## EXERCISE
Where a line below holds the string "title", copy that line.

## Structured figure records
####################

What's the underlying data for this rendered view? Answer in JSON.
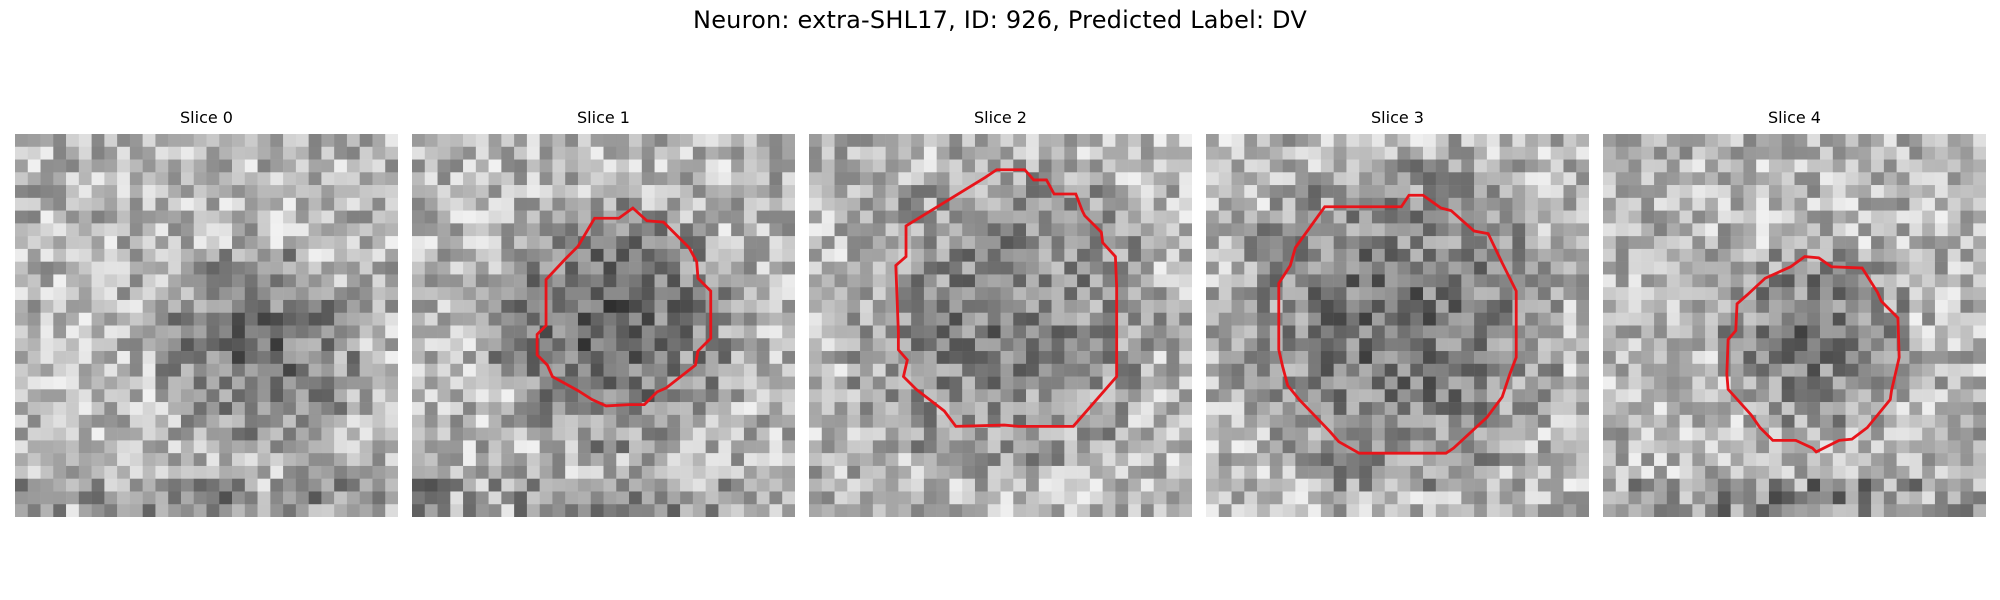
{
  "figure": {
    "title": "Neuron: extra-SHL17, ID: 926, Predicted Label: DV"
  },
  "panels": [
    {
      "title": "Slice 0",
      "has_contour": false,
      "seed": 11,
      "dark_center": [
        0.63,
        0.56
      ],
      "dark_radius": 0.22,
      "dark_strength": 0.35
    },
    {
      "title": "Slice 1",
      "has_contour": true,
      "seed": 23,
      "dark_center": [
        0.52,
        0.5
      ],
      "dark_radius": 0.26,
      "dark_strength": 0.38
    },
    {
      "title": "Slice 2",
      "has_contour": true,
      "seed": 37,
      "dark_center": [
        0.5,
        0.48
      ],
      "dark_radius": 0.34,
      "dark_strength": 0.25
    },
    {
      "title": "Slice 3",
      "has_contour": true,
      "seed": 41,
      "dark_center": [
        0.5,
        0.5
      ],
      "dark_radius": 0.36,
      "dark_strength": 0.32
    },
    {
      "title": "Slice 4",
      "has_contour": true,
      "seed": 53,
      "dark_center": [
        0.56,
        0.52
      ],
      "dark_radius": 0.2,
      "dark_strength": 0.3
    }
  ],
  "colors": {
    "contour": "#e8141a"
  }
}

####################

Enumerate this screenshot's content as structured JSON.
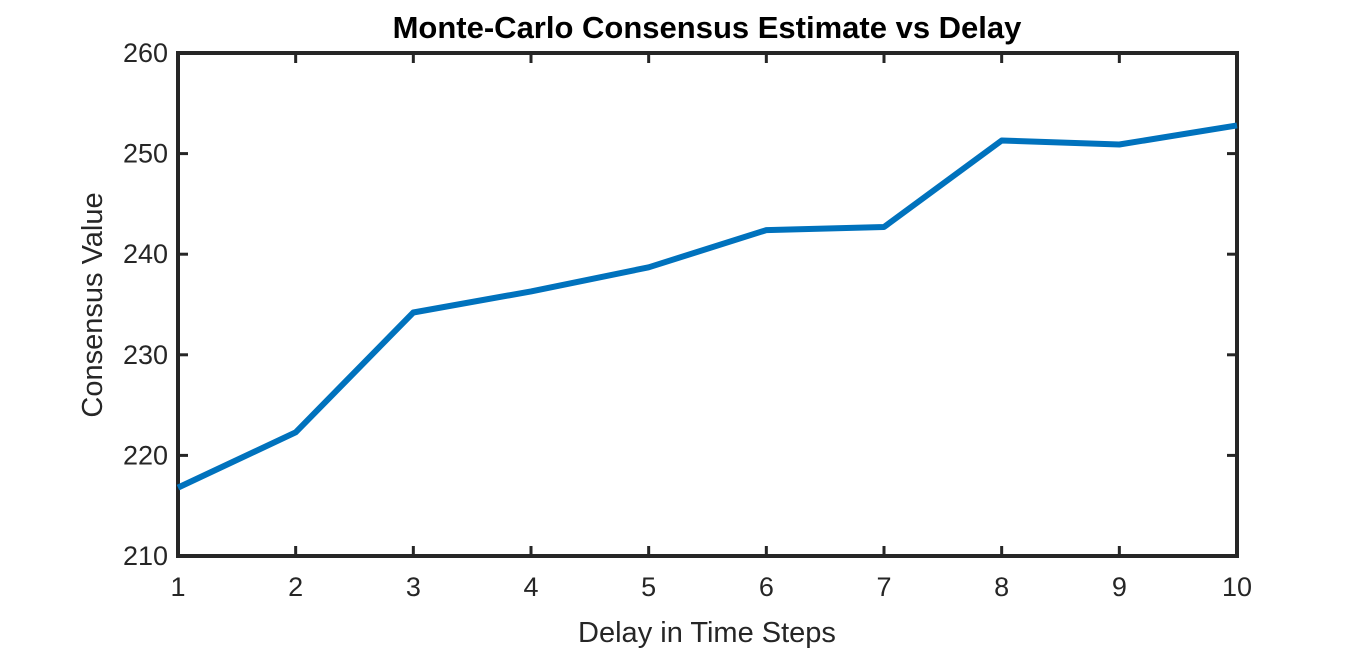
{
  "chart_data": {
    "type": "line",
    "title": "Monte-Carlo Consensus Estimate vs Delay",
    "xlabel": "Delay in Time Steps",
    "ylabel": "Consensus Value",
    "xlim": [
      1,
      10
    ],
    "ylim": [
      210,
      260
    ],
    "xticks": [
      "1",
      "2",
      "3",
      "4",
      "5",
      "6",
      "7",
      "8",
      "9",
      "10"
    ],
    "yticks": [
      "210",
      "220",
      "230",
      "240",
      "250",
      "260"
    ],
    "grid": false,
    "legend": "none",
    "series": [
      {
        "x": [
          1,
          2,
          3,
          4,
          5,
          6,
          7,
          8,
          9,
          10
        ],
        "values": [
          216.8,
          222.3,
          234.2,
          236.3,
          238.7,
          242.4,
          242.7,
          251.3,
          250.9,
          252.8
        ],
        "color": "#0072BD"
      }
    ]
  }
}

####################

## SOLVED EXERCISE
    "title": "Neuron: extra-SHL17, ID: 926, Predicted Label: DV"
      "title": "Slice 0",
      "title": "Slice 1",
      "title": "Slice 2",
      "title": "Slice 3",
      "title": "Slice 4",
    "title": "Monte-Carlo Consensus Estimate vs Delay",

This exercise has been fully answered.